Dataset items:
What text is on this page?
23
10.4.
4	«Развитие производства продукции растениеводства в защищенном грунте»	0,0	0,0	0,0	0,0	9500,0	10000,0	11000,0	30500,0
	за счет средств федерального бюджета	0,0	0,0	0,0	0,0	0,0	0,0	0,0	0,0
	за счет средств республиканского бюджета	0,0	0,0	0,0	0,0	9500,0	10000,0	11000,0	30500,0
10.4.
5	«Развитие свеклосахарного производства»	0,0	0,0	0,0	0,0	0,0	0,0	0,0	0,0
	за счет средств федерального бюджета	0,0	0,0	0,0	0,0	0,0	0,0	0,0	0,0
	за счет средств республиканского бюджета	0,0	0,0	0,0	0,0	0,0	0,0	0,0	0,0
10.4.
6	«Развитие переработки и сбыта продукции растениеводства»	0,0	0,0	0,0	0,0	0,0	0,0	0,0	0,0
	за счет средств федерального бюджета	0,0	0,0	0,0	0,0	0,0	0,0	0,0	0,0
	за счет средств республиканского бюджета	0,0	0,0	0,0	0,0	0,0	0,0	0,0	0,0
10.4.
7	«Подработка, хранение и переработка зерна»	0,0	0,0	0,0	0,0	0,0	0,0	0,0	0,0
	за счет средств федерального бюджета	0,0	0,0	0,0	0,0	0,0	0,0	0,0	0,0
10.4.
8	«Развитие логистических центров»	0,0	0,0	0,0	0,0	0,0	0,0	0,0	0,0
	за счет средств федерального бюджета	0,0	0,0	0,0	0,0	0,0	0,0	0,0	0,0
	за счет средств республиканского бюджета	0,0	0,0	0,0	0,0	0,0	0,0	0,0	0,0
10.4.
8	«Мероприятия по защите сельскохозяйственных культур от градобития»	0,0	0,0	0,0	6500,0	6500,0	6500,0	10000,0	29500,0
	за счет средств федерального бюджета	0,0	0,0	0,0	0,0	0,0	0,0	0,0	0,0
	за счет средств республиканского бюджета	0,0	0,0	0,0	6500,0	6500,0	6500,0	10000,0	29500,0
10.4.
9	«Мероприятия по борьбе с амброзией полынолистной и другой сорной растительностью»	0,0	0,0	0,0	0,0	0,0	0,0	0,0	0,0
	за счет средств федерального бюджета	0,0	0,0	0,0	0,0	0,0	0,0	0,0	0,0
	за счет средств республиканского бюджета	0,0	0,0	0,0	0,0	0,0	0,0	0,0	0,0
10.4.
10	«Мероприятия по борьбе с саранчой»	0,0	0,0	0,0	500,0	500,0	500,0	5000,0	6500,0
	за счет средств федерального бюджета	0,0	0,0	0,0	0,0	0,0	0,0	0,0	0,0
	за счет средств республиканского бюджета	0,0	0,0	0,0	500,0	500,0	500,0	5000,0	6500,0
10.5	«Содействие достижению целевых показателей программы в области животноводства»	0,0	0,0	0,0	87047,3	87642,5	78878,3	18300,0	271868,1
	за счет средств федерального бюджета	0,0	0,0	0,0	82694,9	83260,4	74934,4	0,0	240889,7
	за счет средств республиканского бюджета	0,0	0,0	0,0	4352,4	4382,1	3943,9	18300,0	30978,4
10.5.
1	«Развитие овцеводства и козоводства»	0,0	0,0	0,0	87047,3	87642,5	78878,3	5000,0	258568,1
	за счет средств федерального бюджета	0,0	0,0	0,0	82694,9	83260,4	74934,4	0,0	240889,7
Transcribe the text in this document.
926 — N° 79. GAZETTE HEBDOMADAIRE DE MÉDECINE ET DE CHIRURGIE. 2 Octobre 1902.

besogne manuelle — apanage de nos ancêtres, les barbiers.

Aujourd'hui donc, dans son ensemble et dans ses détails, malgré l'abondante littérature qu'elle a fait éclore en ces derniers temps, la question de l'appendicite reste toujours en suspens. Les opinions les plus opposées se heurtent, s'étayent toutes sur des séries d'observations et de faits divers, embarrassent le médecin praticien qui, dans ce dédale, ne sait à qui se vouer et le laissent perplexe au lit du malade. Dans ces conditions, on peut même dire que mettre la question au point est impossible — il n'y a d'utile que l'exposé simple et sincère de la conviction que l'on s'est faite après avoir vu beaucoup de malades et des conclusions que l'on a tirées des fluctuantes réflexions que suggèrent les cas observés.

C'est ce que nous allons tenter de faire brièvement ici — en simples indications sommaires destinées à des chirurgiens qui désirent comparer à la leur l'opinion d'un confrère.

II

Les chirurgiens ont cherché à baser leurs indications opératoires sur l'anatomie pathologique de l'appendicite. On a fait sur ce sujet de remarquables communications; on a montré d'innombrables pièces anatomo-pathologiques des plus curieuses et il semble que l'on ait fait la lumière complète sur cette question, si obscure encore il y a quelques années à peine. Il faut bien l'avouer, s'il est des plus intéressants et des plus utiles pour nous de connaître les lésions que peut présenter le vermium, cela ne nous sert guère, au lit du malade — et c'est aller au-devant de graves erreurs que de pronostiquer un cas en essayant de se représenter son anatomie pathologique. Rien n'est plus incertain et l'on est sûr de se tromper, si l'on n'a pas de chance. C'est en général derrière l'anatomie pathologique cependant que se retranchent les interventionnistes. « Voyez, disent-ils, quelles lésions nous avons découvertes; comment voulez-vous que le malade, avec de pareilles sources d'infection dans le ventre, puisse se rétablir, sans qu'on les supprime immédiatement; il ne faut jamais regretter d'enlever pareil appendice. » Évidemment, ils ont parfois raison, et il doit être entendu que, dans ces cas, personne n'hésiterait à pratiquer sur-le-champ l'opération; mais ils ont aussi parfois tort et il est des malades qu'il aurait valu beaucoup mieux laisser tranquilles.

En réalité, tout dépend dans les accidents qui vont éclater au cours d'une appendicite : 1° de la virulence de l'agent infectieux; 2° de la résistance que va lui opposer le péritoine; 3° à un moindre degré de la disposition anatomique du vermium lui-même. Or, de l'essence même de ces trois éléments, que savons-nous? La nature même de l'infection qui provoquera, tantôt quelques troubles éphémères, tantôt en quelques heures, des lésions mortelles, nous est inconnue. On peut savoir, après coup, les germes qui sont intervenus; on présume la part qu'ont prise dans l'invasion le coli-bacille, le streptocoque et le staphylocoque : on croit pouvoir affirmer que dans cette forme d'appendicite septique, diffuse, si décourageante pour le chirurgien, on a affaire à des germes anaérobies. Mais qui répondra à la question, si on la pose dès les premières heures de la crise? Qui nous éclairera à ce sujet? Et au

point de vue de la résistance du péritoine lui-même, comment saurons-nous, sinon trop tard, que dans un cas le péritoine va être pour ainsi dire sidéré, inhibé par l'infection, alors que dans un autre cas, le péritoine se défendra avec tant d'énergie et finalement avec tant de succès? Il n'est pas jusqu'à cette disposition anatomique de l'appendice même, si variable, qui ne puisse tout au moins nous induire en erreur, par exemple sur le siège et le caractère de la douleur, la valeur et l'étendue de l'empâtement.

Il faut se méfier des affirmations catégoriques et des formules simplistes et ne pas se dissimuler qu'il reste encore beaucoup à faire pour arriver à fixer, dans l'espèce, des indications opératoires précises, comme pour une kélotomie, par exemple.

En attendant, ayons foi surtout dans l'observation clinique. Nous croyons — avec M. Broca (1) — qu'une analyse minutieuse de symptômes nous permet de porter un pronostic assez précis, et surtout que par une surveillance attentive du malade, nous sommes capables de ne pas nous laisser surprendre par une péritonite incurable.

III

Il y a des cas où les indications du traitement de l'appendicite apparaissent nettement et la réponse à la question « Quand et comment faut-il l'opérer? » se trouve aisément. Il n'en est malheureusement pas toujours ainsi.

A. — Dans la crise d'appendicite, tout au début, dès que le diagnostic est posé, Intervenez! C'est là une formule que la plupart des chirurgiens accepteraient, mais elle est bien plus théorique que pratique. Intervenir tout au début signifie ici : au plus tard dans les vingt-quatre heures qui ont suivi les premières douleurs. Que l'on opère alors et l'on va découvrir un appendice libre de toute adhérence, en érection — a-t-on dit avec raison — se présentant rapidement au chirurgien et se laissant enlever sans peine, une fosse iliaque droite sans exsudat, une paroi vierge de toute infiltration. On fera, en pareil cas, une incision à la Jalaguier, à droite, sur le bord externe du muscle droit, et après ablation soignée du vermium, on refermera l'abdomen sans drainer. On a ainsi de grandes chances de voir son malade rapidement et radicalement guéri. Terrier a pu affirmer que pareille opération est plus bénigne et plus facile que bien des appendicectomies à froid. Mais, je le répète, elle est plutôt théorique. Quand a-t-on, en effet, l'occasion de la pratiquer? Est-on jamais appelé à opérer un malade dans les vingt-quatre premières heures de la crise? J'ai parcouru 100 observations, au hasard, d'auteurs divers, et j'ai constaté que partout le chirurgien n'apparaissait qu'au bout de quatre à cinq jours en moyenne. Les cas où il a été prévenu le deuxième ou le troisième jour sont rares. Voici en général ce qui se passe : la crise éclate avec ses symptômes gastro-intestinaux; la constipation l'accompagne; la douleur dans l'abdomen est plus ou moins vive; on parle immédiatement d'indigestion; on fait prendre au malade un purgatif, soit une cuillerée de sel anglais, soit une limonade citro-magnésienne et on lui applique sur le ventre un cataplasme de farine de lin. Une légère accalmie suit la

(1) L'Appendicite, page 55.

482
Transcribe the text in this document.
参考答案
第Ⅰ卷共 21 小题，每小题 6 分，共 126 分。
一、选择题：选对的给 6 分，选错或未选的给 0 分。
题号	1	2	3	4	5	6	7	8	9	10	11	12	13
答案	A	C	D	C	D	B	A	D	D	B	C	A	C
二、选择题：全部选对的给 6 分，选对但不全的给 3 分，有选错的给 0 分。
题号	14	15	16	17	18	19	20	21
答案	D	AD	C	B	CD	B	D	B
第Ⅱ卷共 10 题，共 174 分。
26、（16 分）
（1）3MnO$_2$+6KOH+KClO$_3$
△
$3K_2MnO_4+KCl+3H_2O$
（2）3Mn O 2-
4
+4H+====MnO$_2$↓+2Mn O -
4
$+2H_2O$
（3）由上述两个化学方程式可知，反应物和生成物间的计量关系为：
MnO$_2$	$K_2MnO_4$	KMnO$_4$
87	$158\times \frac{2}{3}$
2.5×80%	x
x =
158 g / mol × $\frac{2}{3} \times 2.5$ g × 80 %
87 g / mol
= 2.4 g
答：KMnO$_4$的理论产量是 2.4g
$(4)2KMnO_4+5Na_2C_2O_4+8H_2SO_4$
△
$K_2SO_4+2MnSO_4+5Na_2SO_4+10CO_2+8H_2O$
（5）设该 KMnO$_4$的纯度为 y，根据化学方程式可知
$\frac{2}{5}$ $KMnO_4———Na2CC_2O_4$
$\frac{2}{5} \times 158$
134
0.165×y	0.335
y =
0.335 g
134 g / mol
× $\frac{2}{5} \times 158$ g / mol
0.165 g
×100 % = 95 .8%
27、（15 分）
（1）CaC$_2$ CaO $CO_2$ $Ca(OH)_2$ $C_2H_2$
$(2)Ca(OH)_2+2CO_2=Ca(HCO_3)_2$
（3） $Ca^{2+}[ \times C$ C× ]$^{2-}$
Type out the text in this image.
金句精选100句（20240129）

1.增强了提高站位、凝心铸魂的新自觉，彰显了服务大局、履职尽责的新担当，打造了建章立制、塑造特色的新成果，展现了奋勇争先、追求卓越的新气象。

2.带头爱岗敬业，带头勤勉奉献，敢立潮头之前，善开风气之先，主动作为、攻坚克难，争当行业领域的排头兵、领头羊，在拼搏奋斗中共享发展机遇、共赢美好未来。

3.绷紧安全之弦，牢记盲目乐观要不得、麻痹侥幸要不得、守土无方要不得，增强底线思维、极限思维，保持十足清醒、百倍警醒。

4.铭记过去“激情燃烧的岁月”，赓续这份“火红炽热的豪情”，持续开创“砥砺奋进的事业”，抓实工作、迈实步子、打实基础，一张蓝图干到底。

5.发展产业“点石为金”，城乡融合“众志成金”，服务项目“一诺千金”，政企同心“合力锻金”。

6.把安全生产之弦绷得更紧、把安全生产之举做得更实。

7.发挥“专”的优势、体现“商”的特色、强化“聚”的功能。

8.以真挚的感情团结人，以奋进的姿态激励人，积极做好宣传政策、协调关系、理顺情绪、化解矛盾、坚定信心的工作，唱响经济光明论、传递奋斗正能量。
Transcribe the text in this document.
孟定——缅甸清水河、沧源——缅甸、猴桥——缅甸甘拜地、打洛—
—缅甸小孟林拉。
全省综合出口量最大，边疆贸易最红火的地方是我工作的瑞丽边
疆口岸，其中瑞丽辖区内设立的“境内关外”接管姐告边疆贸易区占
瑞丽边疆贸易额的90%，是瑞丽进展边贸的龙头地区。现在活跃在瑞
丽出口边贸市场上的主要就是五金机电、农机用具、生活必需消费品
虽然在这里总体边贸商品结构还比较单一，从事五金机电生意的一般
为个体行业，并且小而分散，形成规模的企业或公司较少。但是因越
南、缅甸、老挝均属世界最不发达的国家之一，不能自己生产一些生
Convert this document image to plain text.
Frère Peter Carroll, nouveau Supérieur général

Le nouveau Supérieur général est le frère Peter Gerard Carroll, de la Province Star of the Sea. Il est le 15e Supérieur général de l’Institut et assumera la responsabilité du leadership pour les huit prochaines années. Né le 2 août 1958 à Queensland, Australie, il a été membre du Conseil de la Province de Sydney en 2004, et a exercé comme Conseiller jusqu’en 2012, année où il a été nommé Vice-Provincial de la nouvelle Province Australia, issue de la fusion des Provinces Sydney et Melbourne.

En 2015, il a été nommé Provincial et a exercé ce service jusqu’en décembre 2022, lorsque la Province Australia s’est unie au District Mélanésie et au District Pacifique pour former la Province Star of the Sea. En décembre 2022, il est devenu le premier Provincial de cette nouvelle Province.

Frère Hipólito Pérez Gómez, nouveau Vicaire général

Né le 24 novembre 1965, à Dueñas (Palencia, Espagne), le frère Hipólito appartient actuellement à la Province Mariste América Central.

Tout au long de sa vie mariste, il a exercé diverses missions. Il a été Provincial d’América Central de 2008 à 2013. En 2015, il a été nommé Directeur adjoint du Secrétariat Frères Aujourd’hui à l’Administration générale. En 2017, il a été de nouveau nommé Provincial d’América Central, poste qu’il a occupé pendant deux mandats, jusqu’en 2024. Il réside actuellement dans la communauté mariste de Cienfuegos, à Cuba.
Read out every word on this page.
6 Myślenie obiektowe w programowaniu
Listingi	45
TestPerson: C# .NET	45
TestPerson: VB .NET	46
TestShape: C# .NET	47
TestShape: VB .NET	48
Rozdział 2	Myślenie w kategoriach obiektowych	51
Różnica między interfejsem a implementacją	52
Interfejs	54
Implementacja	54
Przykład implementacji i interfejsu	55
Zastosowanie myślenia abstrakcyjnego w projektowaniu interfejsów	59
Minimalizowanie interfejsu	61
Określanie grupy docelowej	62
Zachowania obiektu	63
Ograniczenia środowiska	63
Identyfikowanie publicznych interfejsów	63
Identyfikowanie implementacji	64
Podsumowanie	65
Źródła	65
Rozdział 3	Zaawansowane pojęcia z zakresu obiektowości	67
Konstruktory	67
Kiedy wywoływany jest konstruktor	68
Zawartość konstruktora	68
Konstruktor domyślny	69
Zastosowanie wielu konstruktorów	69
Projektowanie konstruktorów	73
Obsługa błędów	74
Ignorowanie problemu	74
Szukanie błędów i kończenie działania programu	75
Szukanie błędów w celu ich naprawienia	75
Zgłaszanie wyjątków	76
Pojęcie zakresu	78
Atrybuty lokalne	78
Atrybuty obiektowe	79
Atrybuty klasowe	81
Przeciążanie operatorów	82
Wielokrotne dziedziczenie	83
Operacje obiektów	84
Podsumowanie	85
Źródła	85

WHAT IS BEING ASKED. Pick out each line that holds the string "TestShape".

TASK ANSWER.
TestShape: C# .NET	47
TestShape: VB .NET	48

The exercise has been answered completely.